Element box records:
##############################

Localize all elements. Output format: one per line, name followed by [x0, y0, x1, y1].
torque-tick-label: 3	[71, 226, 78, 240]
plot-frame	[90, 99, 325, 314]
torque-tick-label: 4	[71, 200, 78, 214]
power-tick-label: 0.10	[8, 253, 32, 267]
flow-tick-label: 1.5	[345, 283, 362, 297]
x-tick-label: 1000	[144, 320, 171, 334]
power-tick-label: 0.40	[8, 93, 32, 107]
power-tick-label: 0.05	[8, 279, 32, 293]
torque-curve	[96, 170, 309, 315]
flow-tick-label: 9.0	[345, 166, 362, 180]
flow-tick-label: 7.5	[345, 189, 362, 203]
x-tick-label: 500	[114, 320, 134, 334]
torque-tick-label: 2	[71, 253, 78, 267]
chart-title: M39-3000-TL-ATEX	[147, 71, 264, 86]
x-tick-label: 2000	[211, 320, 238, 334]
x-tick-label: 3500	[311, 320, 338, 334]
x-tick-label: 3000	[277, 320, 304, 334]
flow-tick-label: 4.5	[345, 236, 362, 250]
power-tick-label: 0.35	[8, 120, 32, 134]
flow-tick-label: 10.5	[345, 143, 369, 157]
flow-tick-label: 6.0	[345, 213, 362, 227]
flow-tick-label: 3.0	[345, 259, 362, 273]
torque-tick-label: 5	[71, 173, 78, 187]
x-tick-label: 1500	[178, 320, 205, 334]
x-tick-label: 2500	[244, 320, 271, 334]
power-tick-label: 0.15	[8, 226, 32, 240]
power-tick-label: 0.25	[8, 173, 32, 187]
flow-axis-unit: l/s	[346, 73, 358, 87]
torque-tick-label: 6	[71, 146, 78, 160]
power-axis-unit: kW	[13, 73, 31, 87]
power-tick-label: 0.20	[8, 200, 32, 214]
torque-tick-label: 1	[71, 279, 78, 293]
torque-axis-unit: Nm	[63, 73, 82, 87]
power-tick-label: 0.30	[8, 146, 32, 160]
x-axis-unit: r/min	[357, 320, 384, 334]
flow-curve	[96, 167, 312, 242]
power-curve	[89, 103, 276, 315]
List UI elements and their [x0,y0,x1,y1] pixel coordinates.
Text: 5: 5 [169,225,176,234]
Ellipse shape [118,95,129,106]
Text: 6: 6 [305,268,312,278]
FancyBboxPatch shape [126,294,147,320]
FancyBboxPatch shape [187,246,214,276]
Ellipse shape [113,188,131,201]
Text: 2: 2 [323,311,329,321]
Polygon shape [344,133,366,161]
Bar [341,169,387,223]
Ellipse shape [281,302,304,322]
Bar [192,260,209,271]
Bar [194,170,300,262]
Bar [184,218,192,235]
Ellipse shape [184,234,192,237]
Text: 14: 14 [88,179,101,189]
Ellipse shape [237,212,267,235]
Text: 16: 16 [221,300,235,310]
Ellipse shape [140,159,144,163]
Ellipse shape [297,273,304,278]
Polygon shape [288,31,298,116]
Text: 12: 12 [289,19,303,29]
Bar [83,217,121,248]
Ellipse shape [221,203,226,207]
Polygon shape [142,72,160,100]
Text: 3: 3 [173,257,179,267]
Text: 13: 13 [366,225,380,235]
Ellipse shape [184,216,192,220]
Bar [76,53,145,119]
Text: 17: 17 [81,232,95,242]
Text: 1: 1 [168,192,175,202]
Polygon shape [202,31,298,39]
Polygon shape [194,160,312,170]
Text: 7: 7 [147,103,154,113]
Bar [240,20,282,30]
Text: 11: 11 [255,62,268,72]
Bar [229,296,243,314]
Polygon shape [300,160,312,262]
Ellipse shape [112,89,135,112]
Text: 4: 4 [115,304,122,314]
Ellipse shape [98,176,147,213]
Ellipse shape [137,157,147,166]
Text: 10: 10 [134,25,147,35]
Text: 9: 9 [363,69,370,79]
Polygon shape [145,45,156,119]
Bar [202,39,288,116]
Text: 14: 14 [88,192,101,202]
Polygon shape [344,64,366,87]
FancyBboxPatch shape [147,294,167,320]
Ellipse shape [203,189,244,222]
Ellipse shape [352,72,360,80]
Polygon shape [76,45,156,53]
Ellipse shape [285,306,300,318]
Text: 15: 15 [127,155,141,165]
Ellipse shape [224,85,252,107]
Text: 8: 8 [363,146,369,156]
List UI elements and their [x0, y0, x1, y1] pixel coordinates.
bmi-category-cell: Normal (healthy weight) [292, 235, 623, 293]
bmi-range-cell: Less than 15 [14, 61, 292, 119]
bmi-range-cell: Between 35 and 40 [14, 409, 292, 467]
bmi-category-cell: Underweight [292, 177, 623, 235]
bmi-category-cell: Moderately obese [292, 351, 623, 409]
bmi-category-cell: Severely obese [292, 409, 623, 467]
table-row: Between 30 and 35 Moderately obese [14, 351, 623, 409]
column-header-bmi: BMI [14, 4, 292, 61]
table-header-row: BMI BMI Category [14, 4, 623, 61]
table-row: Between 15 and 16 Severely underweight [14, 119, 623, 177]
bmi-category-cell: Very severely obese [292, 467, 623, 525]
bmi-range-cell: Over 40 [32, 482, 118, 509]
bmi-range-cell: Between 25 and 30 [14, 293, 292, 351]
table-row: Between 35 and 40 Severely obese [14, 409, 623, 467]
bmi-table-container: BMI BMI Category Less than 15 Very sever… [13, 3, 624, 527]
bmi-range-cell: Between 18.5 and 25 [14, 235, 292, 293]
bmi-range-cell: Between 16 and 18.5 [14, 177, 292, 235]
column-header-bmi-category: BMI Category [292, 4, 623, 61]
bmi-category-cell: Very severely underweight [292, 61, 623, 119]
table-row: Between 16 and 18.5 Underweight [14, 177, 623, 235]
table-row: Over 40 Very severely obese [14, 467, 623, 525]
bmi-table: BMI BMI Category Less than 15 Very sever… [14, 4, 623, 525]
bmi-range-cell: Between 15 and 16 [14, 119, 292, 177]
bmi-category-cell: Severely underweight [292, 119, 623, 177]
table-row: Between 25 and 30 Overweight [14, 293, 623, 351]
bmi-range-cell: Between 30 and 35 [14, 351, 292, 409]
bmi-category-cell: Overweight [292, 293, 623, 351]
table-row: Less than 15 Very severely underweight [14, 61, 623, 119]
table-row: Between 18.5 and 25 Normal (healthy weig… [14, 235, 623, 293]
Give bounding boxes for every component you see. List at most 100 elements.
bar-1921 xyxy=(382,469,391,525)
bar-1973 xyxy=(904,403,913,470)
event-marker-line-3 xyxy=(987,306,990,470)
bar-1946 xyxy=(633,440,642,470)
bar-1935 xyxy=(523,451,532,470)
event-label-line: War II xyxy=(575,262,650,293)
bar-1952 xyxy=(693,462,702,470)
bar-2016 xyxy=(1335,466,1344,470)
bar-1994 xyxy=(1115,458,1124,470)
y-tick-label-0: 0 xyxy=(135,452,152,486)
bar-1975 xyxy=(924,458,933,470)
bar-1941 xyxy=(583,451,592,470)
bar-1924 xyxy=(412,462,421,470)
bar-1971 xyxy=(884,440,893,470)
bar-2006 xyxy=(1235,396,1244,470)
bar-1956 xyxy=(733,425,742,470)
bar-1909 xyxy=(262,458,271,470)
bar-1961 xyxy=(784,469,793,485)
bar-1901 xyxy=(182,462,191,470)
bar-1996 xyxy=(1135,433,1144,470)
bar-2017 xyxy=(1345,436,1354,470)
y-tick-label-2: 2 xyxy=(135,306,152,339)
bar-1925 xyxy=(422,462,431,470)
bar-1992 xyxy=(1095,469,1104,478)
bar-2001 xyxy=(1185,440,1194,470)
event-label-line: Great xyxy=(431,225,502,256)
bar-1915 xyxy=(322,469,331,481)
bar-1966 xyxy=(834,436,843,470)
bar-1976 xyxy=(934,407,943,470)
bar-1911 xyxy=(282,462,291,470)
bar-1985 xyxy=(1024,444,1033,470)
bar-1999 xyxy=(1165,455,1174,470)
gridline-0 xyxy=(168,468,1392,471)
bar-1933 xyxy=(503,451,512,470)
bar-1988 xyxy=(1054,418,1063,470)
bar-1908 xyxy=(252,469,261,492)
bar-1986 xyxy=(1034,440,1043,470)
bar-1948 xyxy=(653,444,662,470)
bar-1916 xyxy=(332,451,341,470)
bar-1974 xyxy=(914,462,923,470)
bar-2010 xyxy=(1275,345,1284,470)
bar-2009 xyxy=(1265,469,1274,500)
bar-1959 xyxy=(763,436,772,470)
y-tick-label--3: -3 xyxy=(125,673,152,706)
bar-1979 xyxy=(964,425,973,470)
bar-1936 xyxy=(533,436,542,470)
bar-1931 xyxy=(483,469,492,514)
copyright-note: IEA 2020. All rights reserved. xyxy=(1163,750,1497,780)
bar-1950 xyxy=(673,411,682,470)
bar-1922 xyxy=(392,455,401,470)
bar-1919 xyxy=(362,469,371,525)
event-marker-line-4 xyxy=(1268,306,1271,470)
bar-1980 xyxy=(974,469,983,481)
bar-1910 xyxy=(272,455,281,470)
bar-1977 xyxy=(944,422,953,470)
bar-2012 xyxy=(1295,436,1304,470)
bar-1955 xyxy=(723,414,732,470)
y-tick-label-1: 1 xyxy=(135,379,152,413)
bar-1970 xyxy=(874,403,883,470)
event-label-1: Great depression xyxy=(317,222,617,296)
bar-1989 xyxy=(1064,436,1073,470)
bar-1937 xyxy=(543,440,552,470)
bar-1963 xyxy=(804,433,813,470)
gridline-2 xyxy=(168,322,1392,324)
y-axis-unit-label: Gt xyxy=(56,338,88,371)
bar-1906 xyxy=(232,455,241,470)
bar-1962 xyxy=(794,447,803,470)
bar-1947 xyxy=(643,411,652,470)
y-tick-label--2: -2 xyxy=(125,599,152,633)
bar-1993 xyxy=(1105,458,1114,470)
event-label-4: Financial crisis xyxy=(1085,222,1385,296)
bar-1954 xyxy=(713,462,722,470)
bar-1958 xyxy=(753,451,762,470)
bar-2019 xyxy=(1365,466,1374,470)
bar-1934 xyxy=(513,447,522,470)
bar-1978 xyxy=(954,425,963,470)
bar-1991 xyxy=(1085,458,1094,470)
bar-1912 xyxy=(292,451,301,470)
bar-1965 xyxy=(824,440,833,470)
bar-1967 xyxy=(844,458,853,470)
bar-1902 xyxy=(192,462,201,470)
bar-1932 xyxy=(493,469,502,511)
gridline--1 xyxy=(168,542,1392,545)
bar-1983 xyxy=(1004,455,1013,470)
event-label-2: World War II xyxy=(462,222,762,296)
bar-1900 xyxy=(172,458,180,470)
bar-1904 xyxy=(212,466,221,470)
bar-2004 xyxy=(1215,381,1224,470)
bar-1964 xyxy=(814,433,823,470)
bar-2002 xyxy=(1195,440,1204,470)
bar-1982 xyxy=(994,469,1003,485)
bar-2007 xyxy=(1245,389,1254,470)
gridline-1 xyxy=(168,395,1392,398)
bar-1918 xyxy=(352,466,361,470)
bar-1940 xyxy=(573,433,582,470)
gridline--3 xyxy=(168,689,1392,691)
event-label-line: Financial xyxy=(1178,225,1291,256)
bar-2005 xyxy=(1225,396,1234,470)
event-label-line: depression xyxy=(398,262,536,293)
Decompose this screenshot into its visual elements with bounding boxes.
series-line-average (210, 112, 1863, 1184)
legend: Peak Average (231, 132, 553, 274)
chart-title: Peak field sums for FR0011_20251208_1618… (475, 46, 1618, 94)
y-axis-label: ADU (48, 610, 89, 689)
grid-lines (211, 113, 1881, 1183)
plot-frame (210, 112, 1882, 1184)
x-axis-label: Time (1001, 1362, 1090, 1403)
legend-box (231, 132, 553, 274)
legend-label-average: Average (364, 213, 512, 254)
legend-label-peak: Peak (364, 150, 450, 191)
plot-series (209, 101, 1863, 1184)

##############################

Exercise brief: Update the records from their start through the line containing "73, 31, 87]" by changing every "flow-tick-label" to "discharge-tick-label", keeping all else the same. Give back only those lines.

Finished exercise:
Localize all elements. Output format: one per line, name followed by [x0, y0, x1, y1].
torque-tick-label: 3	[71, 226, 78, 240]
plot-frame	[90, 99, 325, 314]
torque-tick-label: 4	[71, 200, 78, 214]
power-tick-label: 0.10	[8, 253, 32, 267]
discharge-tick-label: 1.5	[345, 283, 362, 297]
x-tick-label: 1000	[144, 320, 171, 334]
power-tick-label: 0.40	[8, 93, 32, 107]
power-tick-label: 0.05	[8, 279, 32, 293]
torque-curve	[96, 170, 309, 315]
discharge-tick-label: 9.0	[345, 166, 362, 180]
discharge-tick-label: 7.5	[345, 189, 362, 203]
x-tick-label: 500	[114, 320, 134, 334]
torque-tick-label: 2	[71, 253, 78, 267]
chart-title: M39-3000-TL-ATEX	[147, 71, 264, 86]
x-tick-label: 2000	[211, 320, 238, 334]
x-tick-label: 3500	[311, 320, 338, 334]
x-tick-label: 3000	[277, 320, 304, 334]
discharge-tick-label: 4.5	[345, 236, 362, 250]
power-tick-label: 0.35	[8, 120, 32, 134]
discharge-tick-label: 10.5	[345, 143, 369, 157]
discharge-tick-label: 6.0	[345, 213, 362, 227]
discharge-tick-label: 3.0	[345, 259, 362, 273]
torque-tick-label: 5	[71, 173, 78, 187]
x-tick-label: 1500	[178, 320, 205, 334]
x-tick-label: 2500	[244, 320, 271, 334]
power-tick-label: 0.15	[8, 226, 32, 240]
power-tick-label: 0.25	[8, 173, 32, 187]
flow-axis-unit: l/s	[346, 73, 358, 87]
torque-tick-label: 6	[71, 146, 78, 160]
power-axis-unit: kW	[13, 73, 31, 87]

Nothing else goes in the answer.